Your task: Pull every line containing the word "ylabel" from the records.

++++++

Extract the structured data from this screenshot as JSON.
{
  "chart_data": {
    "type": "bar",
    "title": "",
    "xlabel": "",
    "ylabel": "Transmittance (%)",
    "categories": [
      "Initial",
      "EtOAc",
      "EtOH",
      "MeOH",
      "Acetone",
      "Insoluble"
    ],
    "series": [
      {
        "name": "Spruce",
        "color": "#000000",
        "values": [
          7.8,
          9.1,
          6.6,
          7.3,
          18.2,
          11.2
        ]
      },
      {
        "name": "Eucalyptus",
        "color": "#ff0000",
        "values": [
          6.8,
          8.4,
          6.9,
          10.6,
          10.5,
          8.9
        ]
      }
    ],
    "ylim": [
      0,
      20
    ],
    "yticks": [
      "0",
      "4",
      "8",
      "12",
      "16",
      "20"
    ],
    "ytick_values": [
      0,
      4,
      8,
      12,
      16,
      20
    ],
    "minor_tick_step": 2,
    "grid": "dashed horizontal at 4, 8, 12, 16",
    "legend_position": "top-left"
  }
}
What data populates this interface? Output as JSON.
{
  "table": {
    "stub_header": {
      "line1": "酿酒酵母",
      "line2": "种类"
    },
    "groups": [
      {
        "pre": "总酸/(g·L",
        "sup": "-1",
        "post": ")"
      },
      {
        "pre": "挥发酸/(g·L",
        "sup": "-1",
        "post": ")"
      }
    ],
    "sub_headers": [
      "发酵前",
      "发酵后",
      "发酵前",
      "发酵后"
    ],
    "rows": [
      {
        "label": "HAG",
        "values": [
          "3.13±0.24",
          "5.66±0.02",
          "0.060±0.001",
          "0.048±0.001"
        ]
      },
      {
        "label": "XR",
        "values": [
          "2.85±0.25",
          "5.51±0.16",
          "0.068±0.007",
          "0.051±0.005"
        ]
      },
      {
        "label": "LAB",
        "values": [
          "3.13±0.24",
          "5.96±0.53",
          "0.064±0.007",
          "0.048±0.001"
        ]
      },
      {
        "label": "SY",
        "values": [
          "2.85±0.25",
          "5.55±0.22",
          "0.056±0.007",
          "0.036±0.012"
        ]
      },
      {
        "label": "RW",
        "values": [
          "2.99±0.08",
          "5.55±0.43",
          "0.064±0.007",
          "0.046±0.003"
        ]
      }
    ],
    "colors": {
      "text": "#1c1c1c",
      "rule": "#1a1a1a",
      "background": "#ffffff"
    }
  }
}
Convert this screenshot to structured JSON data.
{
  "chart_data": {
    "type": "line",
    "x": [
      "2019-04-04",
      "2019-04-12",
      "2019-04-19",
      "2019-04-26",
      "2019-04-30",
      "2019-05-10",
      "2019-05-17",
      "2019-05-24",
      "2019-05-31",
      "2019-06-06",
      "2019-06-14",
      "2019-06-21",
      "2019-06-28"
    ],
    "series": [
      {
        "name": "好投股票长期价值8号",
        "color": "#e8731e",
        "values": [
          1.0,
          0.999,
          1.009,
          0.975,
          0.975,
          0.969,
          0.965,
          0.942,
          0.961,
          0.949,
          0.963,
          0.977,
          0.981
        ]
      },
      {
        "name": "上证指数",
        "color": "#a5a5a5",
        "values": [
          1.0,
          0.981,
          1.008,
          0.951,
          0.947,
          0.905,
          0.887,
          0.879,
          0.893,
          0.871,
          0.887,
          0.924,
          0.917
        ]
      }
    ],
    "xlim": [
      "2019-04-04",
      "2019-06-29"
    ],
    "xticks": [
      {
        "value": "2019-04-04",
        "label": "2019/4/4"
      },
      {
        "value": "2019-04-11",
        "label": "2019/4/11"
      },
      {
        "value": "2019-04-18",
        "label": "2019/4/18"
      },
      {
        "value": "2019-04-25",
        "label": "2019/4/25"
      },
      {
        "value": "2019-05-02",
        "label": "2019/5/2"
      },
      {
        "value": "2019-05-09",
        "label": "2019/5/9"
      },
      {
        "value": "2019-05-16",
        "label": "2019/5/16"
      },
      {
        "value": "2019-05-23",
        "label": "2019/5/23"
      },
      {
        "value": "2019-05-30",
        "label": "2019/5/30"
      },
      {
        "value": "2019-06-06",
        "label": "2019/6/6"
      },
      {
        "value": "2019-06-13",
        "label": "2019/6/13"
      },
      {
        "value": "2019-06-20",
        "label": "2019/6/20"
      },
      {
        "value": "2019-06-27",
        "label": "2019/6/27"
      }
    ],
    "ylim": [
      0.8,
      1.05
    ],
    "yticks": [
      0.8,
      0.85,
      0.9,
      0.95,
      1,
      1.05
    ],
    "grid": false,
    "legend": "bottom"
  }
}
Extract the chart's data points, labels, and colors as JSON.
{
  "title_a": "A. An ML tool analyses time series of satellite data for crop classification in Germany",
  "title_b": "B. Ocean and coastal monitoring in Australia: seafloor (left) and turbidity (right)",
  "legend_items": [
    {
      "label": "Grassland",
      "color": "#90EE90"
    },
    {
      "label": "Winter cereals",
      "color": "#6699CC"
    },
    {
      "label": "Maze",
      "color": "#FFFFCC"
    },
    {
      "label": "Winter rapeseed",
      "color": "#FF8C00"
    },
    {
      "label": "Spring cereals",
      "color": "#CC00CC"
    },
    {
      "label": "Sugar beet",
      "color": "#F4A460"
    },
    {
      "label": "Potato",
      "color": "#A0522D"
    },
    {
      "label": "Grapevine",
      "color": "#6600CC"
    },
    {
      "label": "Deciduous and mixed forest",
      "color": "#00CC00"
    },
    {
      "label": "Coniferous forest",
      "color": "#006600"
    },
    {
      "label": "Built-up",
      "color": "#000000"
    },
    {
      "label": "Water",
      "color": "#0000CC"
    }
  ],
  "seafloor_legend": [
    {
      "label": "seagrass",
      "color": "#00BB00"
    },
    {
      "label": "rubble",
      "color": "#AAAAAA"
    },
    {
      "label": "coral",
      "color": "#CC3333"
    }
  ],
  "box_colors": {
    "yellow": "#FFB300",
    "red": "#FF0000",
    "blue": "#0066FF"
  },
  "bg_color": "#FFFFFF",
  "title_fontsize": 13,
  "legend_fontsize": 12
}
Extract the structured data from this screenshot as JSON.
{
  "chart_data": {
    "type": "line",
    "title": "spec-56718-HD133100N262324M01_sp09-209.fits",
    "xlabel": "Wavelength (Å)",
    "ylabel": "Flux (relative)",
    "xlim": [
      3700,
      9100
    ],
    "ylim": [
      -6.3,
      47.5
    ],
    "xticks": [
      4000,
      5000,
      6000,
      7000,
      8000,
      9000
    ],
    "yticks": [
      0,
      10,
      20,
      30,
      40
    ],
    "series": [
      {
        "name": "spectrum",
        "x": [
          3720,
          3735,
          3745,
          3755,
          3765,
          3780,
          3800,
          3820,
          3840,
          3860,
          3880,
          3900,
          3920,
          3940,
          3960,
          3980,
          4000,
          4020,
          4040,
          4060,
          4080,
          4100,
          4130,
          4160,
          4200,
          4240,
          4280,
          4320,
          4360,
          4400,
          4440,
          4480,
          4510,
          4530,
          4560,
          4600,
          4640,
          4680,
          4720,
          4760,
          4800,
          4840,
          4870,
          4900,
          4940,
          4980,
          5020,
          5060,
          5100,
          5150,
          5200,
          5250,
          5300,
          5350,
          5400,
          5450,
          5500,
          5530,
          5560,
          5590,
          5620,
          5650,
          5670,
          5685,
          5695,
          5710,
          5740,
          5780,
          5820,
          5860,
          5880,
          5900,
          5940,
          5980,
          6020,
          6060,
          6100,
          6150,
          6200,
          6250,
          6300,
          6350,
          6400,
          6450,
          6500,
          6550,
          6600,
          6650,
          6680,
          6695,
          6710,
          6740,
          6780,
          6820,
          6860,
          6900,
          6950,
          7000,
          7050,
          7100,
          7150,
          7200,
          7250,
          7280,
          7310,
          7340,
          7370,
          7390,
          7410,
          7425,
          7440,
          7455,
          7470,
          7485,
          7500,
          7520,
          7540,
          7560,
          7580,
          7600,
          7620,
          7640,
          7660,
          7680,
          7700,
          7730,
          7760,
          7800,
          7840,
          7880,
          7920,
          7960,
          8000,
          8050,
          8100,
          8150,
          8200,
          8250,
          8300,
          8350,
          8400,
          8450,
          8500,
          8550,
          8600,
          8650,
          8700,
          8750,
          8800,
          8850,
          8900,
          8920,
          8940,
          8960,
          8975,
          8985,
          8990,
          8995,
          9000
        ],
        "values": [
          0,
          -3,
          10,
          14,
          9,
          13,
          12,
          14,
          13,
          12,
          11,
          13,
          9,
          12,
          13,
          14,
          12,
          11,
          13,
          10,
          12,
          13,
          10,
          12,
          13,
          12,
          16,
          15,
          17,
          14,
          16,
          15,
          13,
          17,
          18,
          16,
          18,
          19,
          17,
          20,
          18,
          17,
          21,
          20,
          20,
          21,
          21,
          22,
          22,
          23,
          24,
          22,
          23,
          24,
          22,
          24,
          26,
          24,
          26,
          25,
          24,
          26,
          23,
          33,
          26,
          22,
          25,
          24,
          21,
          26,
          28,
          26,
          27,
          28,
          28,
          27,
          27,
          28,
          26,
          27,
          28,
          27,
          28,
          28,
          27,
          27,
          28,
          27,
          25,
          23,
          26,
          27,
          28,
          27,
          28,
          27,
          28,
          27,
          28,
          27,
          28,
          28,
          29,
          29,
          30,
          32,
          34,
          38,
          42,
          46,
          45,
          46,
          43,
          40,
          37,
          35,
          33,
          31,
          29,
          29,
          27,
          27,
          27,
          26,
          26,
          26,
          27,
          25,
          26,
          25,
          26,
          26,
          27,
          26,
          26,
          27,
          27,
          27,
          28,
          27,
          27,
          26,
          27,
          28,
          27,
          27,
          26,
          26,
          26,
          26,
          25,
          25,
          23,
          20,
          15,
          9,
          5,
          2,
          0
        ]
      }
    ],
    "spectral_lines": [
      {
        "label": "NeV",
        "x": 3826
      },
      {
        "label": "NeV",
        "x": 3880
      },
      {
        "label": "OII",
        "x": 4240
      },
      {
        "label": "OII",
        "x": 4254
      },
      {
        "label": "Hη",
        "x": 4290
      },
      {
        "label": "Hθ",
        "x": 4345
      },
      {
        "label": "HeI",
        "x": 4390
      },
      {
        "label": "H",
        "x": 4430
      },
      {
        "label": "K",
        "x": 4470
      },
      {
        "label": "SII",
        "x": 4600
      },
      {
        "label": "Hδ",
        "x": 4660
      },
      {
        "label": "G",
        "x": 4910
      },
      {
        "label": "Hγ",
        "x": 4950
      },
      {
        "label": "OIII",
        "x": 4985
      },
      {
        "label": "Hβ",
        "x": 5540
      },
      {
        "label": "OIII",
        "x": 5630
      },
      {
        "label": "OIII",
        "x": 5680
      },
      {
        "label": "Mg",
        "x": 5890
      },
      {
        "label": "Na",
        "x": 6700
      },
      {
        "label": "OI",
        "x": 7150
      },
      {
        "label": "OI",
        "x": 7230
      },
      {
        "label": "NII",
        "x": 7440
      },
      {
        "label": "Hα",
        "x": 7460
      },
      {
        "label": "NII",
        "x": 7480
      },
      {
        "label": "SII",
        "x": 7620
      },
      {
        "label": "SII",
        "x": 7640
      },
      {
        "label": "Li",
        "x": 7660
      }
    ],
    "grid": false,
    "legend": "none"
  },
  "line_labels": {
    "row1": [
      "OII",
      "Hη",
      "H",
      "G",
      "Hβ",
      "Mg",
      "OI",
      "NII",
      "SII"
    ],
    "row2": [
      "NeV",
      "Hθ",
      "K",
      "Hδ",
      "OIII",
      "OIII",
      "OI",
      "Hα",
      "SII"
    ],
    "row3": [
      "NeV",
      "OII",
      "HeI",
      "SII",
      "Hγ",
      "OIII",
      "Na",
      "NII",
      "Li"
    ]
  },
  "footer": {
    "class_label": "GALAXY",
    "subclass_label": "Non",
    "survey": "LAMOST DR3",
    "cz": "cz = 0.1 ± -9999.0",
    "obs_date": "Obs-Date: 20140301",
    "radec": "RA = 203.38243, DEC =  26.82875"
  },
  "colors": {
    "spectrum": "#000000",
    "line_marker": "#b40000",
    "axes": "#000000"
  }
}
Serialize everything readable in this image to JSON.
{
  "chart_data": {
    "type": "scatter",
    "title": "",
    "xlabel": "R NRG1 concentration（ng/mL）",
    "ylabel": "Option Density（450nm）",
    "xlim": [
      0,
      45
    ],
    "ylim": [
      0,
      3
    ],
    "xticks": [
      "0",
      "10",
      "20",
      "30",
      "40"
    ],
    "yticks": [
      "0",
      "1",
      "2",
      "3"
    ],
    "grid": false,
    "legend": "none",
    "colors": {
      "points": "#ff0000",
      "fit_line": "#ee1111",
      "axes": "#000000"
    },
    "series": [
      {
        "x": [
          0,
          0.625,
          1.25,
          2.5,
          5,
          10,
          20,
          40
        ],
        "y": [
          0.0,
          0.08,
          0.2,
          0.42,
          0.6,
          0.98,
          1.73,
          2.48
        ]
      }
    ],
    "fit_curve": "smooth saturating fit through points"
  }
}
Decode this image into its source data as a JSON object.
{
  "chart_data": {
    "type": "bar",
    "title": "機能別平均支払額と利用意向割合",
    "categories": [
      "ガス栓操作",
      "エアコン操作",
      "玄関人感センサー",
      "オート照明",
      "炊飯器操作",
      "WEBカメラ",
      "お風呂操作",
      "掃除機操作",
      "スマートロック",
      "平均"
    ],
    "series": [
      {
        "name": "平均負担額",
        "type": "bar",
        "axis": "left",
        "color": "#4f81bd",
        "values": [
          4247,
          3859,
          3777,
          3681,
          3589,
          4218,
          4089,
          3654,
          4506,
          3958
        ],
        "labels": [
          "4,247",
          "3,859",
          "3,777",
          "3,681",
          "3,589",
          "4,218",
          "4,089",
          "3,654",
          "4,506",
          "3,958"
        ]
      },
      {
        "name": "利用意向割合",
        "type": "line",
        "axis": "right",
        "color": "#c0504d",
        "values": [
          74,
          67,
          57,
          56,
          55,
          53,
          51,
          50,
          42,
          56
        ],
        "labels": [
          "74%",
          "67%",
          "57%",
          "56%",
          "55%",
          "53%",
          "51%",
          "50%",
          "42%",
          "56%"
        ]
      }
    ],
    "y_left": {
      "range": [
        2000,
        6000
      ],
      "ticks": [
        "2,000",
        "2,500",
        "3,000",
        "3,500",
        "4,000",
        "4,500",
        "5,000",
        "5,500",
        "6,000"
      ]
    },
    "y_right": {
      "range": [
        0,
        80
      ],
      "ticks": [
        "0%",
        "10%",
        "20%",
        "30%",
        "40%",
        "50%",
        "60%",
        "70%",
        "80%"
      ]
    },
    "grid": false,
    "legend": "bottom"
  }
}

++++++

Task result:
    "ylabel": "Transmittance (%)",
    "ylabel": "Flux (relative)",
    "ylabel": "Option Density（450nm）",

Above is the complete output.